SHORT EXERCISE | Find how many lines contain "가능성의" and state only that number.

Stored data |
____

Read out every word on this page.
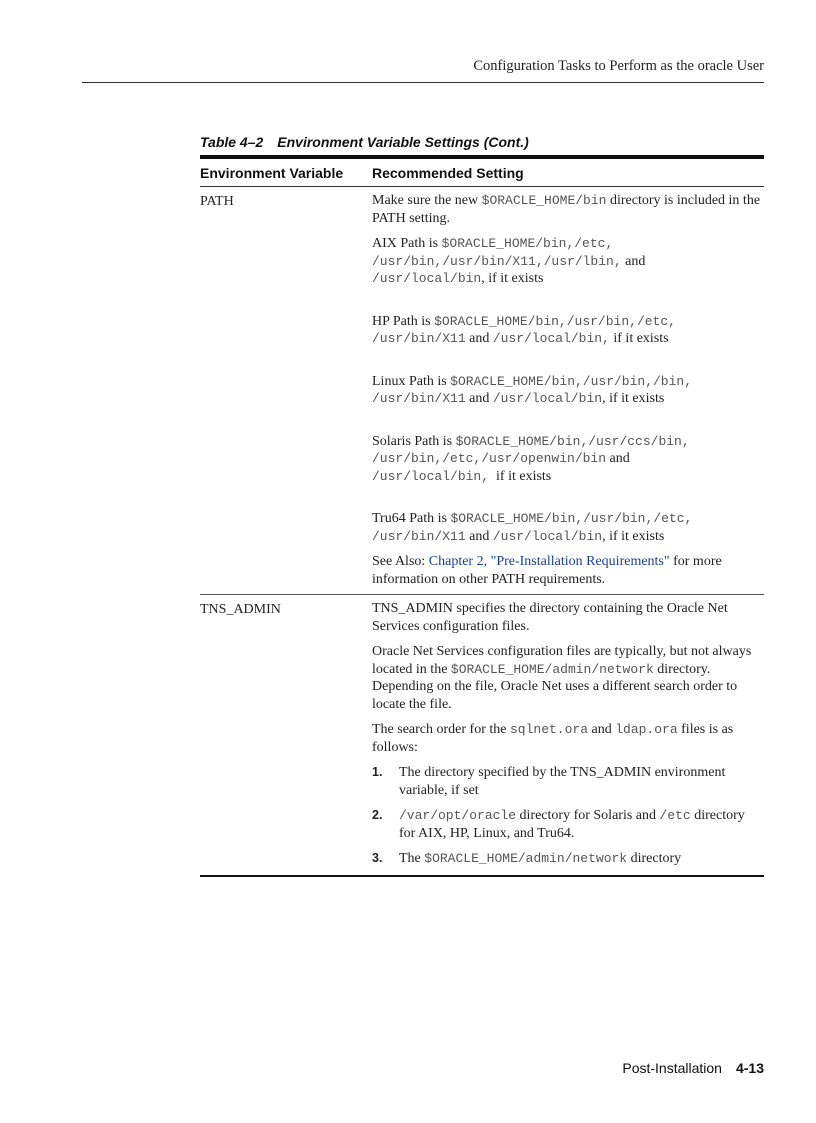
Configuration Tasks to Perform as the oracle User
Table 4–2 Environment Variable Settings (Cont.)
Environment Variable	Recommended Setting
PATH	Make sure the new $ORACLE_HOME/bin directory is included in the PATH setting.

AIX Path is $ORACLE_HOME/bin,/etc,
/usr/bin,/usr/bin/X11,/usr/lbin, and
/usr/local/bin, if it exists

HP Path is $ORACLE_HOME/bin,/usr/bin,/etc,
/usr/bin/X11 and /usr/local/bin, if it exists

Linux Path is $ORACLE_HOME/bin,/usr/bin,/bin,
/usr/bin/X11 and /usr/local/bin, if it exists

Solaris Path is $ORACLE_HOME/bin,/usr/ccs/bin,
/usr/bin,/etc,/usr/openwin/bin and
/usr/local/bin,  if it exists

Tru64 Path is $ORACLE_HOME/bin,/usr/bin,/etc,
/usr/bin/X11 and /usr/local/bin, if it exists

See Also: Chapter 2, "Pre-Installation Requirements" for more information on other PATH requirements.

TNS_ADMIN	TNS_ADMIN specifies the directory containing the Oracle Net Services configuration files.

Oracle Net Services configuration files are typically, but not always located in the $ORACLE_HOME/admin/network directory. Depending on the file, Oracle Net uses a different search order to locate the file.

The search order for the sqlnet.ora and ldap.ora files is as follows:

1.	The directory specified by the TNS_ADMIN environment variable, if set
2.	/var/opt/oracle directory for Solaris and /etc directory for AIX, HP, Linux, and Tru64.
3.	The $ORACLE_HOME/admin/network directory
Post-Installation 4-13
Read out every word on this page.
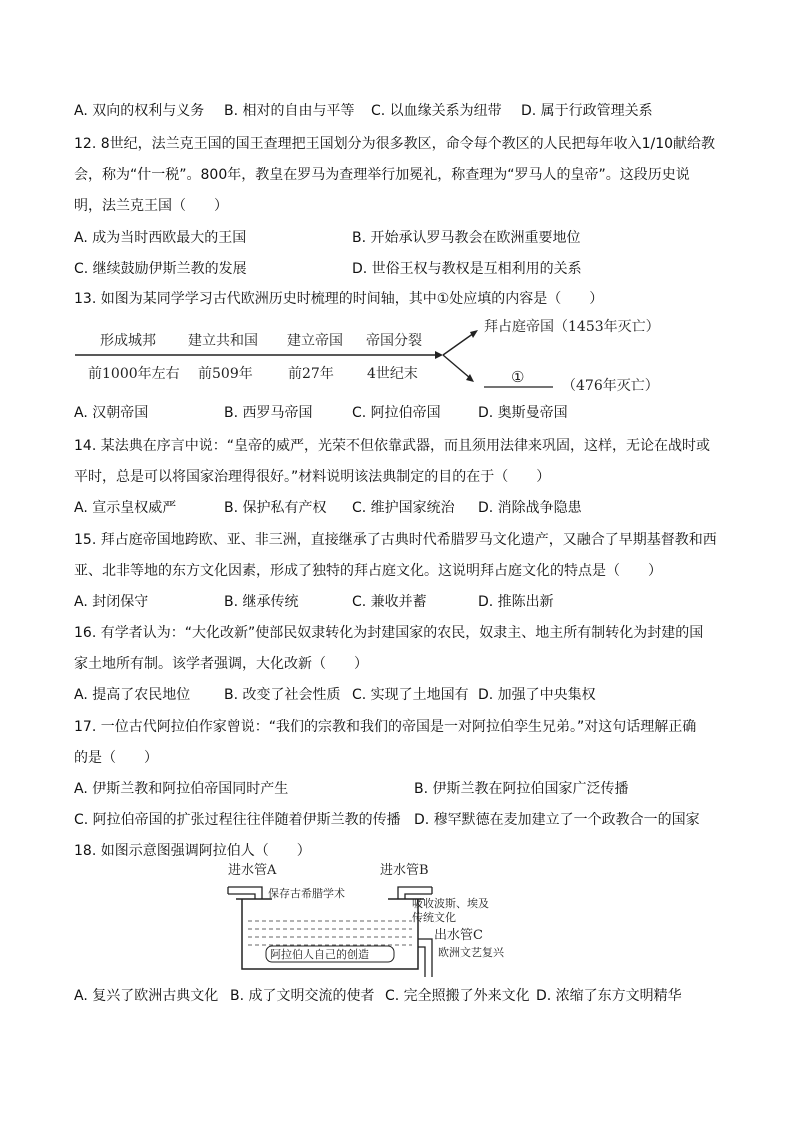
A. 双向的权利与义务 B. 相对的自由与平等 C. 以血缘关系为纽带 D. 属于行政管理关系
12. 8世纪，法兰克王国的国王查理把王国划分为很多教区，命令每个教区的人民把每年收入1/10献给教
会，称为“什一税”。800年，教皇在罗马为查理举行加冕礼，称查理为“罗马人的皇帝”。这段历史说
明，法兰克王国（　　）
A. 成为当时西欧最大的王国	B. 开始承认罗马教会在欧洲重要地位
C. 继续鼓励伊斯兰教的发展	D. 世俗王权与教权是互相利用的关系
13. 如图为某同学学习古代欧洲历史时梳理的时间轴，其中①处应填的内容是（　　）
形成城邦 建立共和国 建立帝国 帝国分裂
前1000年左右 前509年	前27年 4世纪末
拜占庭帝国（1453年灭亡）
①	（476年灭亡）
A. 汉朝帝国	B. 西罗马帝国	C. 阿拉伯帝国	D. 奥斯曼帝国
14. 某法典在序言中说：“皇帝的威严，光荣不但依靠武器，而且须用法律来巩固，这样，无论在战时或
平时，总是可以将国家治理得很好。”材料说明该法典制定的目的在于（　　）
A. 宣示皇权威严	B. 保护私有产权 C. 维护国家统治 D. 消除战争隐患
15. 拜占庭帝国地跨欧、亚、非三洲，直接继承了古典时代希腊罗马文化遗产，又融合了早期基督教和西
亚、北非等地的东方文化因素，形成了独特的拜占庭文化。这说明拜占庭文化的特点是（　　）
A. 封闭保守	B. 继承传统	C. 兼收并蓄	D. 推陈出新
16. 有学者认为：“大化改新”使部民奴隶转化为封建国家的农民，奴隶主、地主所有制转化为封建的国
家土地所有制。该学者强调，大化改新（　　）
A. 提高了农民地位 B. 改变了社会性质 C. 实现了土地国有 D. 加强了中央集权
17. 一位古代阿拉伯作家曾说：“我们的宗教和我们的帝国是一对阿拉伯孪生兄弟。”对这句话理解正确
的是（　　）
A. 伊斯兰教和阿拉伯帝国同时产生	B. 伊斯兰教在阿拉伯国家广泛传播
C. 阿拉伯帝国的扩张过程往往伴随着伊斯兰教的传播 D. 穆罕默德在麦加建立了一个政教合一的国家
18. 如图示意图强调阿拉伯人（　　）
进水管A	进水管B
保存古希腊学术
吸收波斯、埃及
传统文化
出水管C
欧洲文艺复兴
阿拉伯人自己的创造
A. 复兴了欧洲古典文化 B. 成了文明交流的使者 C. 完全照搬了外来文化 D. 浓缩了东方文明精华
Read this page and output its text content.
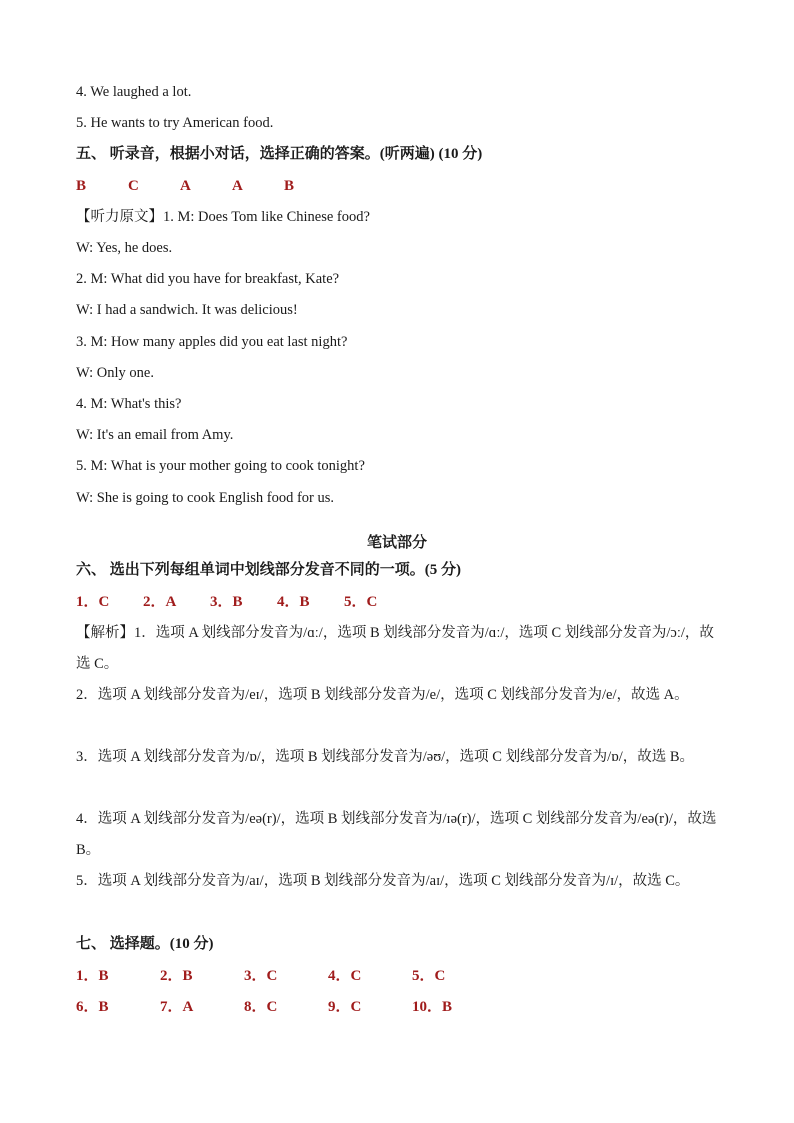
4. We laughed a lot.
5. He wants to try American food.
五、 听录音，根据小对话，选择正确的答案。(听两遍) (10 分)
B	C	A	A	B
【听力原文】1. M: Does Tom like Chinese food?
W: Yes, he does.
2. M: What did you have for breakfast, Kate?
W: I had a sandwich. It was delicious!
3. M: How many apples did you eat last night?
W: Only one.
4. M: What's this?
W: It's an email from Amy.
5. M: What is your mother going to cook tonight?
W: She is going to cook English food for us.
笔试部分
六、 选出下列每组单词中划线部分发音不同的一项。(5 分)
1．C 2．A 3．B 4．B 5．C
【解析】1．选项 A 划线部分发音为/ɑː/，选项 B 划线部分发音为/ɑː/，选项 C 划线部分发音为/ɔː/，故选 C。
2．选项 A 划线部分发音为/eɪ/，选项 B 划线部分发音为/e/，选项 C 划线部分发音为/e/，故选 A。
3．选项 A 划线部分发音为/ɒ/，选项 B 划线部分发音为/əʊ/，选项 C 划线部分发音为/ɒ/，故选 B。
4．选项 A 划线部分发音为/eə(r)/，选项 B 划线部分发音为/ɪə(r)/，选项 C 划线部分发音为/eə(r)/，故选 B。
5．选项 A 划线部分发音为/aɪ/，选项 B 划线部分发音为/aɪ/，选项 C 划线部分发音为/ɪ/，故选 C。
七、 选择题。(10 分)
1．B	2．B	3．C	4．C	5．C
6．B	7．A	8．C	9．C	10．B
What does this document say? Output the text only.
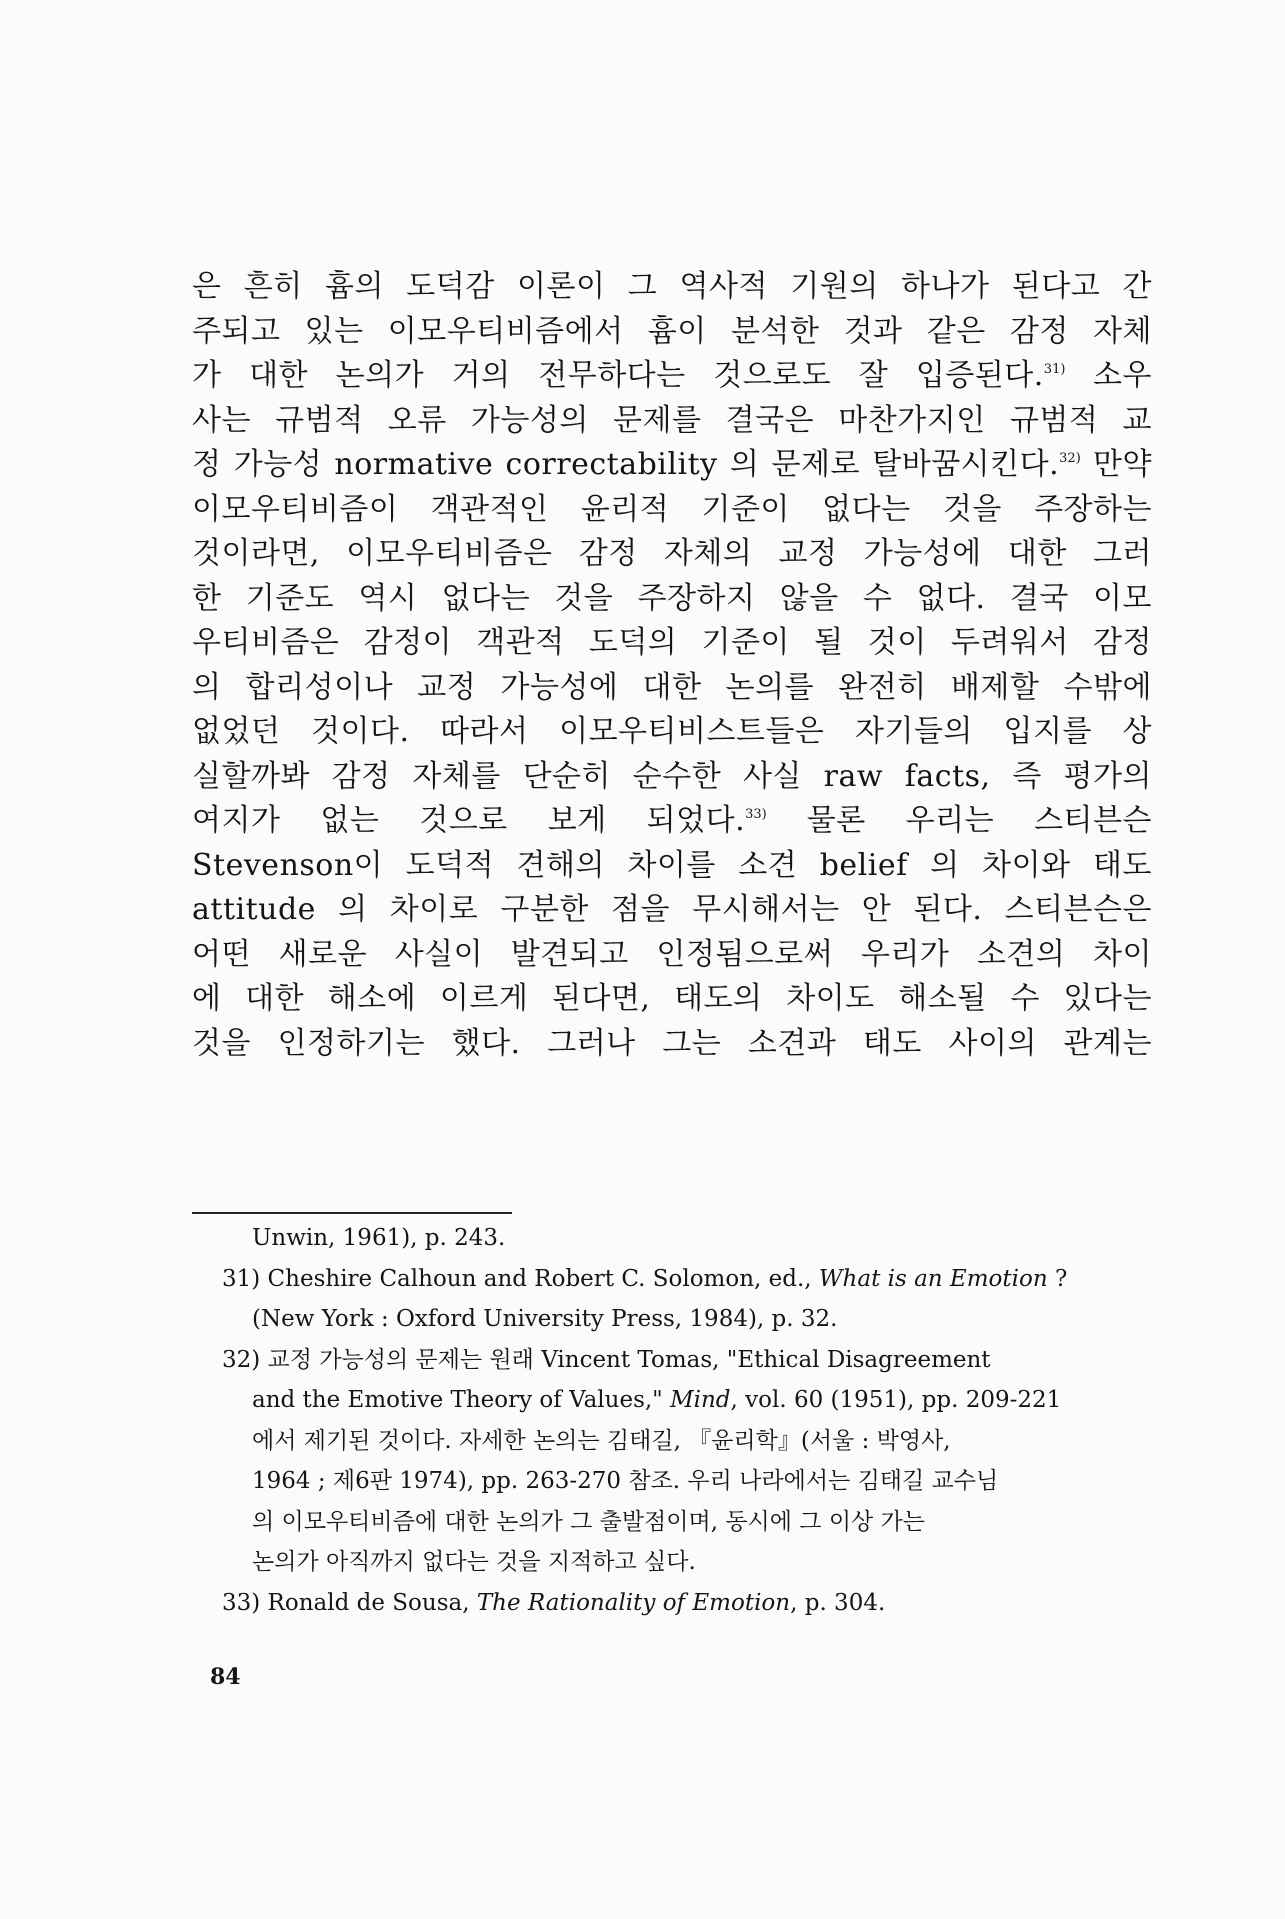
은 흔히 흄의 도덕감 이론이 그 역사적 기원의 하나가 된다고 간
주되고 있는 이모우티비즘에서 흄이 분석한 것과 같은 감정 자체
가 대한 논의가 거의 전무하다는 것으로도 잘 입증된다.$^{31)}$ 소우
사는 규범적 오류 가능성의 문제를 결국은 마찬가지인 규범적 교
정 가능성 normative correctability 의 문제로 탈바꿈시킨다.$^{32)}$ 만약
이모우티비즘이 객관적인 윤리적 기준이 없다는 것을 주장하는
것이라면, 이모우티비즘은 감정 자체의 교정 가능성에 대한 그러
한 기준도 역시 없다는 것을 주장하지 않을 수 없다. 결국 이모
우티비즘은 감정이 객관적 도덕의 기준이 될 것이 두려워서 감정
의 합리성이나 교정 가능성에 대한 논의를 완전히 배제할 수밖에
없었던 것이다. 따라서 이모우티비스트들은 자기들의 입지를 상
실할까봐 감정 자체를 단순히 순수한 사실 raw facts, 즉 평가의
여지가 없는 것으로 보게 되었다.$^{33)}$ 물론 우리는 스티븐슨
Stevenson이 도덕적 견해의 차이를 소견 belief 의 차이와 태도
attitude 의 차이로 구분한 점을 무시해서는 안 된다. 스티븐슨은
어떤 새로운 사실이 발견되고 인정됨으로써 우리가 소견의 차이
에 대한 해소에 이르게 된다면, 태도의 차이도 해소될 수 있다는
것을 인정하기는 했다. 그러나 그는 소견과 태도 사이의 관계는
Unwin, 1961), p. 243.
31) Cheshire Calhoun and Robert C. Solomon, ed., What is an Emotion ?
(New York : Oxford University Press, 1984), p. 32.
32) 교정 가능성의 문제는 원래 Vincent Tomas, "Ethical Disagreement
and the Emotive Theory of Values," Mind, vol. 60 (1951), pp. 209-221
에서 제기된 것이다. 자세한 논의는 김태길, 『윤리학』(서울 : 박영사,
1964 ; 제6판 1974), pp. 263-270 참조. 우리 나라에서는 김태길 교수님
의 이모우티비즘에 대한 논의가 그 출발점이며, 동시에 그 이상 가는
논의가 아직까지 없다는 것을 지적하고 싶다.
33) Ronald de Sousa, The Rationality of Emotion, p. 304.
84
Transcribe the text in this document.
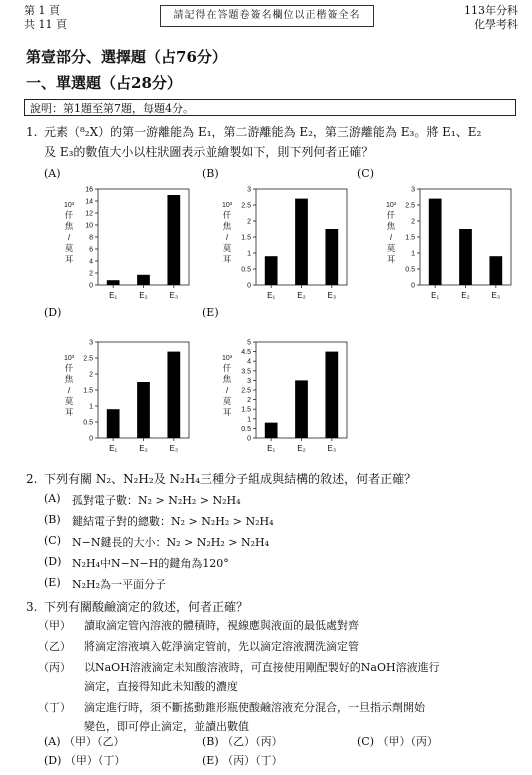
第 1 頁
共 11 頁
請記得在答題卷簽名欄位以正楷簽全名	113年分科
化學考科
第壹部分、選擇題（占76分）
一、單選題（占28分）
說明：第1題至第7題，每題4分。
1. 元素（⁸₂X）的第一游離能為 E₁，第二游離能為 E₂，第三游離能為 E₃。將 E₁、E₂
及 E₃的數值大小以柱狀圖表示並繪製如下，則下列何者正確？
(A)	(B)	(C)
(D)	(E)
0
2
4
6
8
10
12
14
16
E₁	E₂	E₃
10³
仟
焦
/
莫
耳
0
0.5
1
1.5
2
2.5
3
E₁	E₂	E₃
10³
仟
焦
/
莫
耳
0
0.5
1
1.5
2
2.5
3
E₁	E₂	E₃
10³
仟
焦
/
莫
耳
0
0.5
1
1.5
2
2.5
3
E₁	E₂	E₃
10³
仟
焦
/
莫
耳
0
0.5
1
1.5
2
2.5
3
3.5
4
4.5
5
E₁	E₂	E₃
10³
仟
焦
/
莫
耳
2. 下列有關 N₂、N₂H₂及 N₂H₄三種分子組成與結構的敘述，何者正確？
(A) 孤對電子數：N₂ > N₂H₂ > N₂H₄
(B) 鍵結電子對的總數：N₂ > N₂H₂ > N₂H₄
(C) N−N鍵長的大小：N₂ > N₂H₂ > N₂H₄
(D) N₂H₄中N−N−H的鍵角為120°
(E) N₂H₂為一平面分子
3. 下列有關酸鹼滴定的敘述，何者正確？
（甲） 讀取滴定管內溶液的體積時，視線應與液面的最低處對齊
（乙） 將滴定溶液填入乾淨滴定管前，先以滴定溶液潤洗滴定管
（丙） 以NaOH溶液滴定未知酸溶液時，可直接使用剛配製好的NaOH溶液進行
滴定，直接得知此未知酸的濃度
（丁） 滴定進行時，須不斷搖動錐形瓶使酸鹼溶液充分混合，一旦指示劑開始
變色，即可停止滴定，並讀出數值
(A) （甲）（乙）	(B) （乙）（丙）	(C) （甲）（丙）
(D) （甲）（丁）	(E) （丙）（丁）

____

RESULT BELOW | 2